▶ Exercise details
Your task is to copy every line of the entries that contains "reversiibelisti".

▶ Records
___

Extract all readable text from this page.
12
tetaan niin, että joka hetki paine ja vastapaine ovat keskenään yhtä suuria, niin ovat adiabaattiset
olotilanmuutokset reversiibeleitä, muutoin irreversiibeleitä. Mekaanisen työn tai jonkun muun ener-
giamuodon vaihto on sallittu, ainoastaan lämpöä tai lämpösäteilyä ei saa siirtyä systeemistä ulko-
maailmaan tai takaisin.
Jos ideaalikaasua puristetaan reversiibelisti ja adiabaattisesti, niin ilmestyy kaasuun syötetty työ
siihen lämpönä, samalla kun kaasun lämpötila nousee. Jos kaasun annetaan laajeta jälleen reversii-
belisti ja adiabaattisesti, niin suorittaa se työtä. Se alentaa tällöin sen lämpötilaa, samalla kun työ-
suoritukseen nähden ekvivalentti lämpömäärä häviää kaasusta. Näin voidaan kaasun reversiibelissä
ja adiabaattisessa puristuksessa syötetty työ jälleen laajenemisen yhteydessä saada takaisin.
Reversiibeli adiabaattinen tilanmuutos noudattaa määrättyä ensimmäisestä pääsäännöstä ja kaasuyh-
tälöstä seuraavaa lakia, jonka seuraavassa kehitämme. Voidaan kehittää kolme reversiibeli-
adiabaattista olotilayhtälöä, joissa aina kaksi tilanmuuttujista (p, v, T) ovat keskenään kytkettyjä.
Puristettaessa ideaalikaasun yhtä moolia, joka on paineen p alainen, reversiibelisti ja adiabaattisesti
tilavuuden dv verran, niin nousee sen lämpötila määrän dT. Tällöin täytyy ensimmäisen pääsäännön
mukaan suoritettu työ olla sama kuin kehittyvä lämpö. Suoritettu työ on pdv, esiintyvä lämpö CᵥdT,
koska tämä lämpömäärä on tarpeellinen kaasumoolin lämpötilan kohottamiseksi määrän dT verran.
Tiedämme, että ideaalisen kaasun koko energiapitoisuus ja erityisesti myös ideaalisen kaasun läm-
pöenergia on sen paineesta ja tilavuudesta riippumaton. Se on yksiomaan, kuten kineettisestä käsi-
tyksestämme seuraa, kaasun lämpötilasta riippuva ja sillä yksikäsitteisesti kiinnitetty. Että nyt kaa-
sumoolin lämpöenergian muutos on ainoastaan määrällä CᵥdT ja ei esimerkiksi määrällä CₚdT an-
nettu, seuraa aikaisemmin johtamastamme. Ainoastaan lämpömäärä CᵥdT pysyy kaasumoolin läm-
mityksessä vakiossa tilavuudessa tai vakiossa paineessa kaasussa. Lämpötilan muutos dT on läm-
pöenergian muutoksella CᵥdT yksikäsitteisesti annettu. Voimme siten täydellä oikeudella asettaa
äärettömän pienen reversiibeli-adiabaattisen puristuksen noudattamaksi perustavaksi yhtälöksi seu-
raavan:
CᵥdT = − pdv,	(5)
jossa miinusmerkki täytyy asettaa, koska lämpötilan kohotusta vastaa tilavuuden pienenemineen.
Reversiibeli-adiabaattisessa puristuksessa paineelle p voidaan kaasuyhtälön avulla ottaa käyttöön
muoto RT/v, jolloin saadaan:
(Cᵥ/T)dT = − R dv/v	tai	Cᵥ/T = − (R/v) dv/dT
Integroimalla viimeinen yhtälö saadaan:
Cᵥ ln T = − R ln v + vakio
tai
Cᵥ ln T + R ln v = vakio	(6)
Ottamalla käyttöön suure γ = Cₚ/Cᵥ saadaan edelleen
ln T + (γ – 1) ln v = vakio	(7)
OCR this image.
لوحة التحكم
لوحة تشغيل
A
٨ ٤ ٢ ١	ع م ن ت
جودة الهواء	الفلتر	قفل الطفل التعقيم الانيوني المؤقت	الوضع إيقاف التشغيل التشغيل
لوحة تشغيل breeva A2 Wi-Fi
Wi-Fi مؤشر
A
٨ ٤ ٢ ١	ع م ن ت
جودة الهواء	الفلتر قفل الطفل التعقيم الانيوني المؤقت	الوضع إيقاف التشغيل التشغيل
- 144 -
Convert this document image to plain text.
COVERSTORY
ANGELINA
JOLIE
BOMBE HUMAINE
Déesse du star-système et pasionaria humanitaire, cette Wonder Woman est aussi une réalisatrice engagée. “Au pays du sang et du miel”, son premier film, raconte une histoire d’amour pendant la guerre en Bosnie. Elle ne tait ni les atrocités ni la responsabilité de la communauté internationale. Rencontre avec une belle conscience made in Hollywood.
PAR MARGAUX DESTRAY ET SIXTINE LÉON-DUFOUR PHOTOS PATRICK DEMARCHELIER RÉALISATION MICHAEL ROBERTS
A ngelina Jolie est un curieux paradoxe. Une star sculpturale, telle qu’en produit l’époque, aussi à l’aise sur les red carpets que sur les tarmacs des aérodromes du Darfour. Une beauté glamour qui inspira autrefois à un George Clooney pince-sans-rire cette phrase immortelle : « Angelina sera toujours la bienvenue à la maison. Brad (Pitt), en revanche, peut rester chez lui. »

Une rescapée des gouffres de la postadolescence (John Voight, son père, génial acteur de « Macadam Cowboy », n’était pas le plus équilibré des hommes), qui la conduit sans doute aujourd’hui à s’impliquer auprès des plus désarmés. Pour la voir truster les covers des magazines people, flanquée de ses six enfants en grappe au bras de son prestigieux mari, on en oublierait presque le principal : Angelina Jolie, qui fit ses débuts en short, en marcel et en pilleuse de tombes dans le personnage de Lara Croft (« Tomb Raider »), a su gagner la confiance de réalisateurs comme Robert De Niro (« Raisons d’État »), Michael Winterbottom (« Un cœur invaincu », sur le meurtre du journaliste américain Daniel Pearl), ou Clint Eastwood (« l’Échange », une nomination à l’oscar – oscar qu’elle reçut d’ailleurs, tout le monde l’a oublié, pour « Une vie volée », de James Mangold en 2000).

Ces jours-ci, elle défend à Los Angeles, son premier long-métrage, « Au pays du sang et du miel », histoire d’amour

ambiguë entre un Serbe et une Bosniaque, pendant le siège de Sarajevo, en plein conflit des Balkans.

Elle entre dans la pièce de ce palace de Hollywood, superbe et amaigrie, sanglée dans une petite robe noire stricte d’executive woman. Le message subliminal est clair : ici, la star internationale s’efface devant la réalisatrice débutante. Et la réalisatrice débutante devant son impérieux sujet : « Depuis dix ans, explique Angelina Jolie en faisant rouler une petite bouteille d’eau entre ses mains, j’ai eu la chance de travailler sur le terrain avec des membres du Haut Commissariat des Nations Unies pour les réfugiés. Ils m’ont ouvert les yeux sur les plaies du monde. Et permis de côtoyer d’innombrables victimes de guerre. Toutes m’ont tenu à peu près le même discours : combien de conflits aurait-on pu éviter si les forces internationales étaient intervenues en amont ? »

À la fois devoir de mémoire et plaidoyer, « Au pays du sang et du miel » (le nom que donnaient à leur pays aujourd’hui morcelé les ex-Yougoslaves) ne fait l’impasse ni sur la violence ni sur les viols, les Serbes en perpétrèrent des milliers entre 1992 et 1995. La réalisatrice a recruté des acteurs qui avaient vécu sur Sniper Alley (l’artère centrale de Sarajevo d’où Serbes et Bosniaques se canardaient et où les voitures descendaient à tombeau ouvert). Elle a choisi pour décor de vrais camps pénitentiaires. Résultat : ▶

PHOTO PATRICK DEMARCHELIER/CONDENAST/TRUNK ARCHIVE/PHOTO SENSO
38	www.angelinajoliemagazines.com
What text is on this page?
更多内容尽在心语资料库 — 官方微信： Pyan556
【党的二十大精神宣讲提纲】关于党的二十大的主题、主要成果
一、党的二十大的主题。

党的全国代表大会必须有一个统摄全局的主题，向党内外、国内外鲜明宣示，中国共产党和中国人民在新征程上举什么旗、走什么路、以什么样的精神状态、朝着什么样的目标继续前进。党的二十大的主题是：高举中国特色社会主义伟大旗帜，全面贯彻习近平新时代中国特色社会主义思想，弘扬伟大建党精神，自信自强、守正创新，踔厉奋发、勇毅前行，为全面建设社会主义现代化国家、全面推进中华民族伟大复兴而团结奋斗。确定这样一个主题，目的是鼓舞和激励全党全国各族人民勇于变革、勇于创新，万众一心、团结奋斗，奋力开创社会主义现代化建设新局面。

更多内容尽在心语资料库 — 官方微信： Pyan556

___

▶ Reply
Jos ideaalikaasua puristetaan reversiibelisti ja adiabaattisesti, niin ilmestyy kaasuun syötetty työ
Puristettaessa ideaalikaasun yhtä moolia, joka on paineen p alainen, reversiibelisti ja adiabaattisesti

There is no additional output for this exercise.